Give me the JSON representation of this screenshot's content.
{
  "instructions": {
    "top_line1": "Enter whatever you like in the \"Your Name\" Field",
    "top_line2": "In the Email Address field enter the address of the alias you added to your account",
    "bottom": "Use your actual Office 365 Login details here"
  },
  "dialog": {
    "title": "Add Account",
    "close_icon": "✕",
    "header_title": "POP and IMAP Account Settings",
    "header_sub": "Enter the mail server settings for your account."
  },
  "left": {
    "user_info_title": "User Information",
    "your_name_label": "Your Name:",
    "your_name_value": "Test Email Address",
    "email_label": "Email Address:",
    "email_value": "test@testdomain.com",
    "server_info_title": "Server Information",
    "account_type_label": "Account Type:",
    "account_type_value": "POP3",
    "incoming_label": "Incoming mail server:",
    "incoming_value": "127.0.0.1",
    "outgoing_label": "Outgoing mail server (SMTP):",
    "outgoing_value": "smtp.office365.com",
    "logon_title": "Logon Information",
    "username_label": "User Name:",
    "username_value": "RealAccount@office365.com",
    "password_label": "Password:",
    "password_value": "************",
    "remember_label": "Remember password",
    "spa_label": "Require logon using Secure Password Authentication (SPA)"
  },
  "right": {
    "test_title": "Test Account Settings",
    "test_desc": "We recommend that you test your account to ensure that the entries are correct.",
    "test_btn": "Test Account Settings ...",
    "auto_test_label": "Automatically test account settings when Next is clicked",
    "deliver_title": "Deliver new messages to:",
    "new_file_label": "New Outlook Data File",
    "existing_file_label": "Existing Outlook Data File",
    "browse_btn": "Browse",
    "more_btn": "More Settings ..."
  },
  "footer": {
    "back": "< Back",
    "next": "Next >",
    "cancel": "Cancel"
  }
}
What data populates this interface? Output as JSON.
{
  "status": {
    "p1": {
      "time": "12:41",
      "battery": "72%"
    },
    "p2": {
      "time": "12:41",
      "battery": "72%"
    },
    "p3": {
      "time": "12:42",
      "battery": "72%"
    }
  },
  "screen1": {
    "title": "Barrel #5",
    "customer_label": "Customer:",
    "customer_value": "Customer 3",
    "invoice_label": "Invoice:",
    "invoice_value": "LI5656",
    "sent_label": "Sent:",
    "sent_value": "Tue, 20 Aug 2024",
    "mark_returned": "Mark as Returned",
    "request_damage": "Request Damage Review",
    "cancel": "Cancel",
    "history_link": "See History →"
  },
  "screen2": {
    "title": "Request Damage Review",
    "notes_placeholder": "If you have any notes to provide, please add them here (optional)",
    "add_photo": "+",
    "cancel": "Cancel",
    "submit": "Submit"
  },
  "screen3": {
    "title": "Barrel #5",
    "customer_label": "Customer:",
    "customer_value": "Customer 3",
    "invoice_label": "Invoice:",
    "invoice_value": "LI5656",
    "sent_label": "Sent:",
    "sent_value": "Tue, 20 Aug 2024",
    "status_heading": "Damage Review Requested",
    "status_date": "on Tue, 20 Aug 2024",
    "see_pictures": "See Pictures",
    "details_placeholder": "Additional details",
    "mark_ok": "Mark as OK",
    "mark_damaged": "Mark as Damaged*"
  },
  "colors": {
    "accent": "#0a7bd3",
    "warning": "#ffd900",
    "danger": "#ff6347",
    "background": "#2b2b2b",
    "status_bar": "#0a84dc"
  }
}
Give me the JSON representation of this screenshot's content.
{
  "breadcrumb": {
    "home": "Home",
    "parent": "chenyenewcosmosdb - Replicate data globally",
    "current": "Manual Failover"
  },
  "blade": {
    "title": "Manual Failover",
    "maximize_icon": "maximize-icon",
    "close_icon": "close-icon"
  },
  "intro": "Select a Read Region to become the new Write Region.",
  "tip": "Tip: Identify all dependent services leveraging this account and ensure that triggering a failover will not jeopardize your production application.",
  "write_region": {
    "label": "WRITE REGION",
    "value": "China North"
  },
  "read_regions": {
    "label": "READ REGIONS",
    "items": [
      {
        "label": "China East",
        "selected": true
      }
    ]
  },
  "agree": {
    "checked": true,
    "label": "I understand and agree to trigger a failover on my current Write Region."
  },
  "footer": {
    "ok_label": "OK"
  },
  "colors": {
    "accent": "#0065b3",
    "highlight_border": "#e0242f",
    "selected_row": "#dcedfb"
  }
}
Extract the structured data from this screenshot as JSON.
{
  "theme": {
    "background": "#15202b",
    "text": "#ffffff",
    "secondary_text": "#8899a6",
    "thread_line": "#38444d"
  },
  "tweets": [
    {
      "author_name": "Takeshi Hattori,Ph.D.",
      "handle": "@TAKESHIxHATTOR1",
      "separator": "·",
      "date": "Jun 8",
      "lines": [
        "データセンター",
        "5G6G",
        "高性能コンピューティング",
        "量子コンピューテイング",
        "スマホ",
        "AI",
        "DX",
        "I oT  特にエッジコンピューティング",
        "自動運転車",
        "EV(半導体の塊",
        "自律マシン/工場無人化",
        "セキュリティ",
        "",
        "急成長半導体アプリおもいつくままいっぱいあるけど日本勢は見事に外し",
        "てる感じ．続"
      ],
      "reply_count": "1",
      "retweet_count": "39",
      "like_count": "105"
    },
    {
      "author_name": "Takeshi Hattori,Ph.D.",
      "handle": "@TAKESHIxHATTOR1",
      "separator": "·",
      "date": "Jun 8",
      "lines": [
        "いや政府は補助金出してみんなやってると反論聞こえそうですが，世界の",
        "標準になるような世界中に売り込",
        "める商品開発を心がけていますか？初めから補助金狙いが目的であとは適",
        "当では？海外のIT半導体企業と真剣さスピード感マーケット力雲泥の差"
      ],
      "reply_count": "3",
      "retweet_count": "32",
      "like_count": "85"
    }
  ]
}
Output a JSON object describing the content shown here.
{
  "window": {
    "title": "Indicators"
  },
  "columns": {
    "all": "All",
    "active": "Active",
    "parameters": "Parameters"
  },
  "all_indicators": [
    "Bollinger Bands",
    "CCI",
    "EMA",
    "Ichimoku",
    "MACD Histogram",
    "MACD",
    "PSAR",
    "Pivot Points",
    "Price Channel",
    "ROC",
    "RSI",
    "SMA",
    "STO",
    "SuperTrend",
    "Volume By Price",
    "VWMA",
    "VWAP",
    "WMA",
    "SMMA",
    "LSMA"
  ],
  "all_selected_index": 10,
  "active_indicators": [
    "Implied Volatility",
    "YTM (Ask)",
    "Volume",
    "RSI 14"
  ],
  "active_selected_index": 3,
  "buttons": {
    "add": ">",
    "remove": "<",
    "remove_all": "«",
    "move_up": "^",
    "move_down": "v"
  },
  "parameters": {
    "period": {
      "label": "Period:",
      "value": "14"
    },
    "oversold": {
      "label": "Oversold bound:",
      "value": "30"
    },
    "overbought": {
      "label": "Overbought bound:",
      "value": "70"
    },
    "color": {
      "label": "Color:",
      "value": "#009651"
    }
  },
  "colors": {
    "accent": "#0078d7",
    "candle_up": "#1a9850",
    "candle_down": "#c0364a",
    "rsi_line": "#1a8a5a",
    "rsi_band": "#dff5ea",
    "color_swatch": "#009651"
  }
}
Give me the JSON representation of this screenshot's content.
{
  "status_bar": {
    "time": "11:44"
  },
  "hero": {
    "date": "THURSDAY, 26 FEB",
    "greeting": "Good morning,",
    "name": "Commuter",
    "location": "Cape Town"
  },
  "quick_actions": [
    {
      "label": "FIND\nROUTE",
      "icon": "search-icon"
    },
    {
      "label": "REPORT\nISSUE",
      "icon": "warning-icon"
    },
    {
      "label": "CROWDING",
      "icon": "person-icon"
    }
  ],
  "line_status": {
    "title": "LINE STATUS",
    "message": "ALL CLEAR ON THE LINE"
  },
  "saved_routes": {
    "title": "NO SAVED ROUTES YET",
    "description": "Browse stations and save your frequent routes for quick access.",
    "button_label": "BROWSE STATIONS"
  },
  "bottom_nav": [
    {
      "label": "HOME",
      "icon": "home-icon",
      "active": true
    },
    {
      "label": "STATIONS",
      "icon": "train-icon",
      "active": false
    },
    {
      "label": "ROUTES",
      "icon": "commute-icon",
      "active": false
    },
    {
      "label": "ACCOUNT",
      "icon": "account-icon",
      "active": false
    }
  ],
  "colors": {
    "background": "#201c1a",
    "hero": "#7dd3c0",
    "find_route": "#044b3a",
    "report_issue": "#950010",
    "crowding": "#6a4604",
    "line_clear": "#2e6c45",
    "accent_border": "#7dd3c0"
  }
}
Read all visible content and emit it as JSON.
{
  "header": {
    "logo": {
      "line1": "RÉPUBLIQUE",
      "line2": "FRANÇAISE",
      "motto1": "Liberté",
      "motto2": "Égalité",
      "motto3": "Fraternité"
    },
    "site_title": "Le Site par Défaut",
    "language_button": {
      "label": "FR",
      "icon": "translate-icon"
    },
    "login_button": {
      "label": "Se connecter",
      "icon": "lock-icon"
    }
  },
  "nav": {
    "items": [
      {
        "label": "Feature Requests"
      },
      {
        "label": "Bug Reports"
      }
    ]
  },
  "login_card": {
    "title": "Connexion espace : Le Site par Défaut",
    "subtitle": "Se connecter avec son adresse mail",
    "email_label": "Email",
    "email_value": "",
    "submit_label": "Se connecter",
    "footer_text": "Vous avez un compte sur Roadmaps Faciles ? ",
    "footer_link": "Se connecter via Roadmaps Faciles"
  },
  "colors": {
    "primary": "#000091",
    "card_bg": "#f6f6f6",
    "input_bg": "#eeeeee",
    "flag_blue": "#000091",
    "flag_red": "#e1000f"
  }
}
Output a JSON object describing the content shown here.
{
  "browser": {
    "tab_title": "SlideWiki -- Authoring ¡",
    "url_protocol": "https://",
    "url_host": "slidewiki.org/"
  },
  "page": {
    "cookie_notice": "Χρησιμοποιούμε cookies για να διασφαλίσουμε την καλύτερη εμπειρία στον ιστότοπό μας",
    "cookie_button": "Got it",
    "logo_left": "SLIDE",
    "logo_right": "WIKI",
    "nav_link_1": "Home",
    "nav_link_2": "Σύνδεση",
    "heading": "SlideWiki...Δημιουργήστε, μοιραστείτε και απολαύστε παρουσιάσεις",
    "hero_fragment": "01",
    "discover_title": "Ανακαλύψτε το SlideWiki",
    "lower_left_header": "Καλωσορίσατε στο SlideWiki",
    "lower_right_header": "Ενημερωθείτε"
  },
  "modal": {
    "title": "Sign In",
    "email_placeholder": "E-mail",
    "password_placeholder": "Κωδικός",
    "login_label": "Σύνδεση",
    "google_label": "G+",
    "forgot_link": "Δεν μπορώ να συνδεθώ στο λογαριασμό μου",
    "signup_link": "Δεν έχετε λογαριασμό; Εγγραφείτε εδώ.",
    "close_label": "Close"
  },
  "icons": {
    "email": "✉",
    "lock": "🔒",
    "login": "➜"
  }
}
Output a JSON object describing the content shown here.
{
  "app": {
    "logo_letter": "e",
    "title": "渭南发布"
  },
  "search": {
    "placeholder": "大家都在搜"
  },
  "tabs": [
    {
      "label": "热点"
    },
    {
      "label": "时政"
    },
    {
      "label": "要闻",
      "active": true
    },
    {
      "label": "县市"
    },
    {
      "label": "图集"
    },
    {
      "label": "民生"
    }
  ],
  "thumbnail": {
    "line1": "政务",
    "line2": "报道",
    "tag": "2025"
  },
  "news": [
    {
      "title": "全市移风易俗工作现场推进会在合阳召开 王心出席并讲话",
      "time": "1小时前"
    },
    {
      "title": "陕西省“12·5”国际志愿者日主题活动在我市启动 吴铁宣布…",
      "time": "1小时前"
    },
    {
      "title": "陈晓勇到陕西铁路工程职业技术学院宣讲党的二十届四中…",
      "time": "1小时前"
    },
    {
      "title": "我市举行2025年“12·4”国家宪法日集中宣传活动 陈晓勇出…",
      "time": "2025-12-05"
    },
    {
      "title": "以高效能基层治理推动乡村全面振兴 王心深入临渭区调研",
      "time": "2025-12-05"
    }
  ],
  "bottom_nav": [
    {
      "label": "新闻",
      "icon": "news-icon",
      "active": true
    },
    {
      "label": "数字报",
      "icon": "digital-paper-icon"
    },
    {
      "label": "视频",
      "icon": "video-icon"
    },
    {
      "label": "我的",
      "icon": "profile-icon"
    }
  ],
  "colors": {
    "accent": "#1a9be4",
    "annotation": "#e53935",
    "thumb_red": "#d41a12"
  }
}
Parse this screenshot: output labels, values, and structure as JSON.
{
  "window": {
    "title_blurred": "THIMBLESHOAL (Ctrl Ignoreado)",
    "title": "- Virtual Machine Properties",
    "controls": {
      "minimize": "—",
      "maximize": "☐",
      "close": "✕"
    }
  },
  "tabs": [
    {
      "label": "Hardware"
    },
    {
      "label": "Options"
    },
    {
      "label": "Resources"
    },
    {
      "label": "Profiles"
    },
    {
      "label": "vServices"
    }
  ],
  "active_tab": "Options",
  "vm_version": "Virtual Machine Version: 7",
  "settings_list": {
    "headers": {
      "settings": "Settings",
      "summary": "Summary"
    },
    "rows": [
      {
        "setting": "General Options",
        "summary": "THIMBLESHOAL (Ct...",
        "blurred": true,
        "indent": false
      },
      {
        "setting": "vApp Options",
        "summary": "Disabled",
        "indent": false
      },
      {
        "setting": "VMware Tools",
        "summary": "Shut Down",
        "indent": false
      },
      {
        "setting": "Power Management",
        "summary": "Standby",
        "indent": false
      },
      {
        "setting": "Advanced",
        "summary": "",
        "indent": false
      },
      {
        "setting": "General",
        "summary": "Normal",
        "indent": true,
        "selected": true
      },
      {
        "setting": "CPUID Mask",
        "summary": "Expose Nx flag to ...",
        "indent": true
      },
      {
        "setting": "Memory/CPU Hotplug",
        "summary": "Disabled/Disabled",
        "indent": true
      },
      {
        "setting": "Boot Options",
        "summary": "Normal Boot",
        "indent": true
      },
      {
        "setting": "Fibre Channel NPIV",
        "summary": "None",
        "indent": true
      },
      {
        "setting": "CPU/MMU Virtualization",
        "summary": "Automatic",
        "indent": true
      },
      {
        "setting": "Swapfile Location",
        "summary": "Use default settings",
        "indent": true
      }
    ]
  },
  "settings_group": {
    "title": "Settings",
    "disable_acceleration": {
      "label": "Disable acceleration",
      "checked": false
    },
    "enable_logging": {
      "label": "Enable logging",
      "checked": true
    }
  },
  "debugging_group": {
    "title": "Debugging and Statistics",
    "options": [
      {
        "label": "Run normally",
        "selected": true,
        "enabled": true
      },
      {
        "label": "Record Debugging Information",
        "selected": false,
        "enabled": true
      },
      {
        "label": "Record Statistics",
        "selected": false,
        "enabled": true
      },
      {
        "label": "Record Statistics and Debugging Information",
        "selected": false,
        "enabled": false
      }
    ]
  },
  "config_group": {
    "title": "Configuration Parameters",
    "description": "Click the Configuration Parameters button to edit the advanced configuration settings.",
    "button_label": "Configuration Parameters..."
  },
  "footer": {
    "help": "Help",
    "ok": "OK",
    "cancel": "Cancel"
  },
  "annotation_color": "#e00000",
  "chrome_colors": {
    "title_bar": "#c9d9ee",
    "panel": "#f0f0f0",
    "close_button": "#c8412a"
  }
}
******
THE REQUEST: All lines that include "bound" are to be gathered and copied.

RESULT OF THE TASK:
      "label": "Oversold bound:",
      "label": "Overbought bound:",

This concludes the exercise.